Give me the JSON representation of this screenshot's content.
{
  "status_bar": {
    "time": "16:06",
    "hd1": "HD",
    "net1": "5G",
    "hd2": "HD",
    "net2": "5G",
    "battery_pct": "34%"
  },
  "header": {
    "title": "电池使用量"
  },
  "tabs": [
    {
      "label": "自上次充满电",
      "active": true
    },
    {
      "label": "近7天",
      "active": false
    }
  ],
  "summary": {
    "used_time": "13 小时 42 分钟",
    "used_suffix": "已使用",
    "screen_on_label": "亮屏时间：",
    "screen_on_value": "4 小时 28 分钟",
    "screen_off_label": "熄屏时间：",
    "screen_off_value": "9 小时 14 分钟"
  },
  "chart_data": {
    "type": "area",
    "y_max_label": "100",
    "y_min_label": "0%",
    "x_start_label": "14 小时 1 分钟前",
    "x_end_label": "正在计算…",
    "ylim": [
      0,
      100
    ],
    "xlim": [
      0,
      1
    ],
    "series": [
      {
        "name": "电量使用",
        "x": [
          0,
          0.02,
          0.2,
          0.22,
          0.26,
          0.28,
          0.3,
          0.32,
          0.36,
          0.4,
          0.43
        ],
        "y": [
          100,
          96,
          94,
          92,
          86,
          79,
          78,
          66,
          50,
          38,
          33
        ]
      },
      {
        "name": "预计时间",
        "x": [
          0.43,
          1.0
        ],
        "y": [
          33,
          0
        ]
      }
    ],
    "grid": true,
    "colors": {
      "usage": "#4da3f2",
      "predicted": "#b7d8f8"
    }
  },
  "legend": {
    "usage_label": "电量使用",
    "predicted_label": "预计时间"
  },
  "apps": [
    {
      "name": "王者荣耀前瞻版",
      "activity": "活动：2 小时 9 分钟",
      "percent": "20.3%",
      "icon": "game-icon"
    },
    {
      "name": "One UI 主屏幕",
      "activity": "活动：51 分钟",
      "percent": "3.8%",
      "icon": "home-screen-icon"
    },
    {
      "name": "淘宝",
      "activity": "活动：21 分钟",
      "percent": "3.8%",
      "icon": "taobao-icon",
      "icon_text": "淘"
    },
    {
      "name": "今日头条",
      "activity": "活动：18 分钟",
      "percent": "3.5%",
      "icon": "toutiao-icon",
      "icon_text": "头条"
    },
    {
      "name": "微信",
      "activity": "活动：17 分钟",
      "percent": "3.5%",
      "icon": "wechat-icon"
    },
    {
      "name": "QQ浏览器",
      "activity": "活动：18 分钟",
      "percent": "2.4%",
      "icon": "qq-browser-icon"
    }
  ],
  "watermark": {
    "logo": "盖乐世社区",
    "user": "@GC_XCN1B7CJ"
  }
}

**SET TASK**
Reproduce each line of the material above precisely.

**ANSWER IN FULL**
Give me the JSON representation of this screenshot's content.
{
  "status_bar": {
    "time": "16:06",
    "hd1": "HD",
    "net1": "5G",
    "hd2": "HD",
    "net2": "5G",
    "battery_pct": "34%"
  },
  "header": {
    "title": "电池使用量"
  },
  "tabs": [
    {
      "label": "自上次充满电",
      "active": true
    },
    {
      "label": "近7天",
      "active": false
    }
  ],
  "summary": {
    "used_time": "13 小时 42 分钟",
    "used_suffix": "已使用",
    "screen_on_label": "亮屏时间：",
    "screen_on_value": "4 小时 28 分钟",
    "screen_off_label": "熄屏时间：",
    "screen_off_value": "9 小时 14 分钟"
  },
  "chart_data": {
    "type": "area",
    "y_max_label": "100",
    "y_min_label": "0%",
    "x_start_label": "14 小时 1 分钟前",
    "x_end_label": "正在计算…",
    "ylim": [
      0,
      100
    ],
    "xlim": [
      0,
      1
    ],
    "series": [
      {
        "name": "电量使用",
        "x": [
          0,
          0.02,
          0.2,
          0.22,
          0.26,
          0.28,
          0.3,
          0.32,
          0.36,
          0.4,
          0.43
        ],
        "y": [
          100,
          96,
          94,
          92,
          86,
          79,
          78,
          66,
          50,
          38,
          33
        ]
      },
      {
        "name": "预计时间",
        "x": [
          0.43,
          1.0
        ],
        "y": [
          33,
          0
        ]
      }
    ],
    "grid": true,
    "colors": {
      "usage": "#4da3f2",
      "predicted": "#b7d8f8"
    }
  },
  "legend": {
    "usage_label": "电量使用",
    "predicted_label": "预计时间"
  },
  "apps": [
    {
      "name": "王者荣耀前瞻版",
      "activity": "活动：2 小时 9 分钟",
      "percent": "20.3%",
      "icon": "game-icon"
    },
    {
      "name": "One UI 主屏幕",
      "activity": "活动：51 分钟",
      "percent": "3.8%",
      "icon": "home-screen-icon"
    },
    {
      "name": "淘宝",
      "activity": "活动：21 分钟",
      "percent": "3.8%",
      "icon": "taobao-icon",
      "icon_text": "淘"
    },
    {
      "name": "今日头条",
      "activity": "活动：18 分钟",
      "percent": "3.5%",
      "icon": "toutiao-icon",
      "icon_text": "头条"
    },
    {
      "name": "微信",
      "activity": "活动：17 分钟",
      "percent": "3.5%",
      "icon": "wechat-icon"
    },
    {
      "name": "QQ浏览器",
      "activity": "活动：18 分钟",
      "percent": "2.4%",
      "icon": "qq-browser-icon"
    }
  ],
  "watermark": {
    "logo": "盖乐世社区",
    "user": "@GC_XCN1B7CJ"
  }
}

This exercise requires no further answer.